(Stored records)

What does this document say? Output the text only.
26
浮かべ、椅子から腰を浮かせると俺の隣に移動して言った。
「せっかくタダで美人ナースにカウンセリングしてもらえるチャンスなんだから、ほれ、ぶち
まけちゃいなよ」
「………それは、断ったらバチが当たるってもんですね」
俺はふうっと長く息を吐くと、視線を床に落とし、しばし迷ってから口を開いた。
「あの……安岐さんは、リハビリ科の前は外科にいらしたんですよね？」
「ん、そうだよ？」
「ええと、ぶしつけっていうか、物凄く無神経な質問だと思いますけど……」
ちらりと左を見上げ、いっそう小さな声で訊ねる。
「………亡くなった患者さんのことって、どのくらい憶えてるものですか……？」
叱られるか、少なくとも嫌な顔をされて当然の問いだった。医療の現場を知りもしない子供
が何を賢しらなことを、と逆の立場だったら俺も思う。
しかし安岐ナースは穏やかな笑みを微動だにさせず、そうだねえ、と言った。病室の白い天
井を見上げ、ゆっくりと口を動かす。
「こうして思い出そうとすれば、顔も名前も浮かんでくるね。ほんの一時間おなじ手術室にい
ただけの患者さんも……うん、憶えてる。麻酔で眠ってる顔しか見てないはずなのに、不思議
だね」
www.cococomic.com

Problem requirements: Print again each line of the listing above, exactly as it appears.

Answer to this task:
What does this document say? Output the text only.
26
浮かべ、椅子から腰を浮かせると俺の隣に移動して言った。
「せっかくタダで美人ナースにカウンセリングしてもらえるチャンスなんだから、ほれ、ぶち
まけちゃいなよ」
「………それは、断ったらバチが当たるってもんですね」
俺はふうっと長く息を吐くと、視線を床に落とし、しばし迷ってから口を開いた。
「あの……安岐さんは、リハビリ科の前は外科にいらしたんですよね？」
「ん、そうだよ？」
「ええと、ぶしつけっていうか、物凄く無神経な質問だと思いますけど……」
ちらりと左を見上げ、いっそう小さな声で訊ねる。
「………亡くなった患者さんのことって、どのくらい憶えてるものですか……？」
叱られるか、少なくとも嫌な顔をされて当然の問いだった。医療の現場を知りもしない子供
が何を賢しらなことを、と逆の立場だったら俺も思う。
しかし安岐ナースは穏やかな笑みを微動だにさせず、そうだねえ、と言った。病室の白い天
井を見上げ、ゆっくりと口を動かす。
「こうして思い出そうとすれば、顔も名前も浮かんでくるね。ほんの一時間おなじ手術室にい
ただけの患者さんも……うん、憶えてる。麻酔で眠ってる顔しか見てないはずなのに、不思議
だね」
www.cococomic.com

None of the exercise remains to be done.